→ WRITTEN EXERCISE
Keep only those lines of the records that include the string "JSON".

→ RECORDS SHOWN
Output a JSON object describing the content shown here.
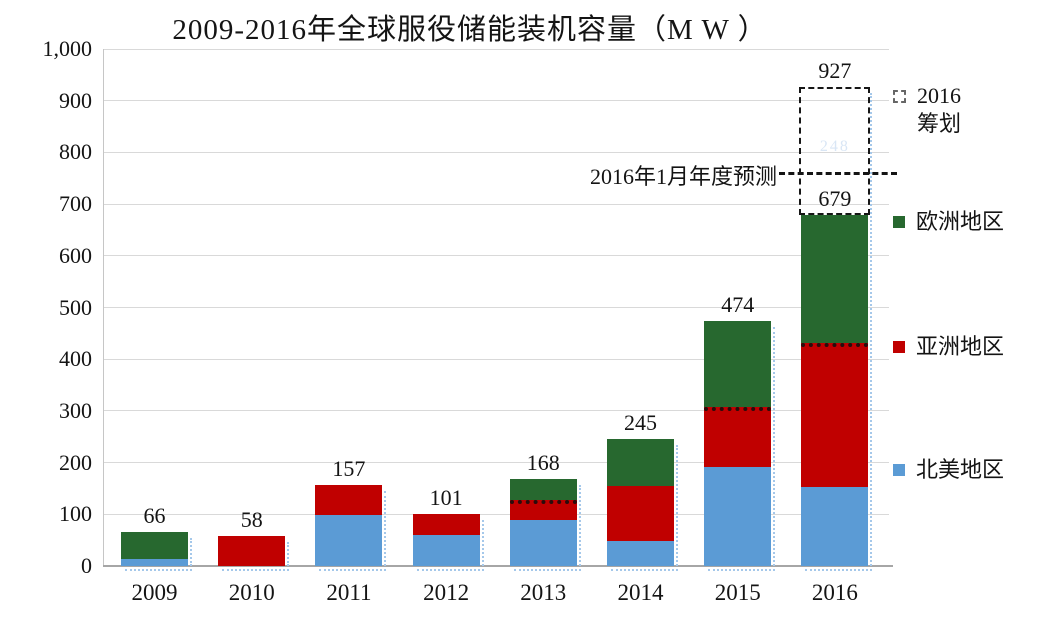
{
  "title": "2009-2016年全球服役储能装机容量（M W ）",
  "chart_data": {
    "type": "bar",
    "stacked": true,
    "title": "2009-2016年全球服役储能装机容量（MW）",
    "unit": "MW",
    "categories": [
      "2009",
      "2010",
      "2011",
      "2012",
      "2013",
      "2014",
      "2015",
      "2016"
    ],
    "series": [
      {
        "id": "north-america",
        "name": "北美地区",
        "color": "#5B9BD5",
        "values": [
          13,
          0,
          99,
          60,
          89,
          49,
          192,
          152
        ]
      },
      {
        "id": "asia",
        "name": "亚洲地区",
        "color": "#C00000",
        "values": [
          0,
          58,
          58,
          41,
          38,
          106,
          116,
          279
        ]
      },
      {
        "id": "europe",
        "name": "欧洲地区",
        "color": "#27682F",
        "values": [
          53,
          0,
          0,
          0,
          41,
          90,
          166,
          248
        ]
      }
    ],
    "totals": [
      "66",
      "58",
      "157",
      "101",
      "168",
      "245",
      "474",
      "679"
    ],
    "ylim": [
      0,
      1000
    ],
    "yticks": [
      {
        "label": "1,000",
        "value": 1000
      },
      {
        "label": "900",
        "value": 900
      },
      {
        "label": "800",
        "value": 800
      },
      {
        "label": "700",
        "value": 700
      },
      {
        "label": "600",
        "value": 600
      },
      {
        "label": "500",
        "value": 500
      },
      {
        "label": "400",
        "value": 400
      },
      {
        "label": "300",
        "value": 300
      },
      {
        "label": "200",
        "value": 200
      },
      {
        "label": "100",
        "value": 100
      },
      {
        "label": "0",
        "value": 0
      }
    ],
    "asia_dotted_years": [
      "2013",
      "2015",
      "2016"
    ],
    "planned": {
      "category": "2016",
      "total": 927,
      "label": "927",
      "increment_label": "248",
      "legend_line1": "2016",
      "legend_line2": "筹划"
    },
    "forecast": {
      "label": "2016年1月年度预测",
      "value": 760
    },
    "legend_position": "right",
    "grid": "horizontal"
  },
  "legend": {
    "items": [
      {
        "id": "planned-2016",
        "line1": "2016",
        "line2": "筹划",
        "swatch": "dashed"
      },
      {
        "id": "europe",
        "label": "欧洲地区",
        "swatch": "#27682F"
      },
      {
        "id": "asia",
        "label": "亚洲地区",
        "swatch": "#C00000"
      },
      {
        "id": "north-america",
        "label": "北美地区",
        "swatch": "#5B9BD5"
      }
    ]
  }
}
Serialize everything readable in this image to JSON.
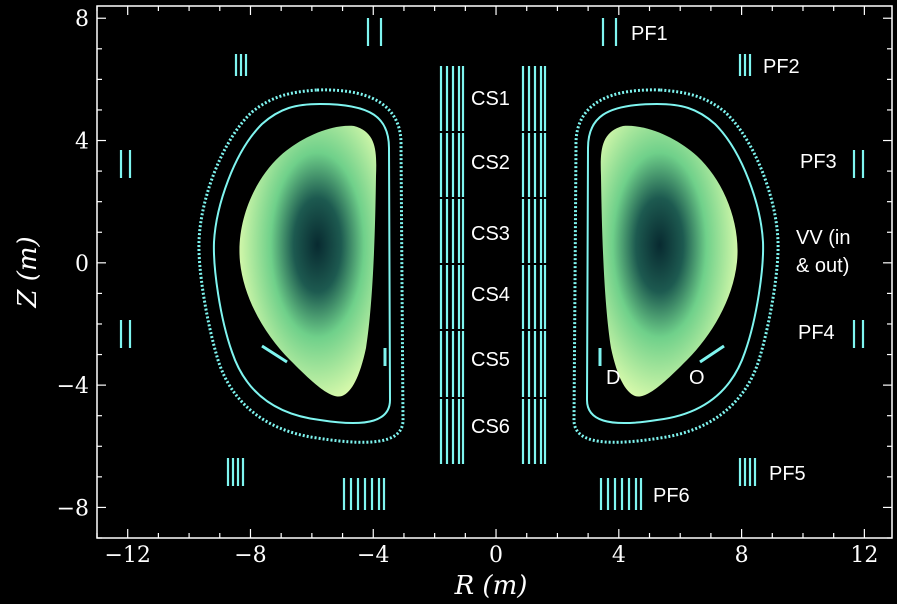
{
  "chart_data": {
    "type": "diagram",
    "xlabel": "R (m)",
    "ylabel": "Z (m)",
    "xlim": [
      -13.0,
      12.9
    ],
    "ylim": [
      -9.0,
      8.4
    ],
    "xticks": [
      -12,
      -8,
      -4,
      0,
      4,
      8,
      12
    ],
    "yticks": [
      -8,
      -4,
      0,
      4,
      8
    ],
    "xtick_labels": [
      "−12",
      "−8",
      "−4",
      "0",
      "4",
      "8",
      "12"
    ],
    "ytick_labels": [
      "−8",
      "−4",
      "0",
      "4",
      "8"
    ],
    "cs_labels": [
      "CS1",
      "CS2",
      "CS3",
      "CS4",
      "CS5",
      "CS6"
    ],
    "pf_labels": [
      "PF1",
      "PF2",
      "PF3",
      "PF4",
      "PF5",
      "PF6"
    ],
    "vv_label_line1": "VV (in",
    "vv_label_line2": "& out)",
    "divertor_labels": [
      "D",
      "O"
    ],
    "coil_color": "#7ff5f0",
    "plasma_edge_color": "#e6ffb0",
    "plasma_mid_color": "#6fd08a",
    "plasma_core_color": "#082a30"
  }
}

→ SOLVED EXERCISE
Output a JSON object describing the content shown here.
Serialize everything readable in this image to JSON.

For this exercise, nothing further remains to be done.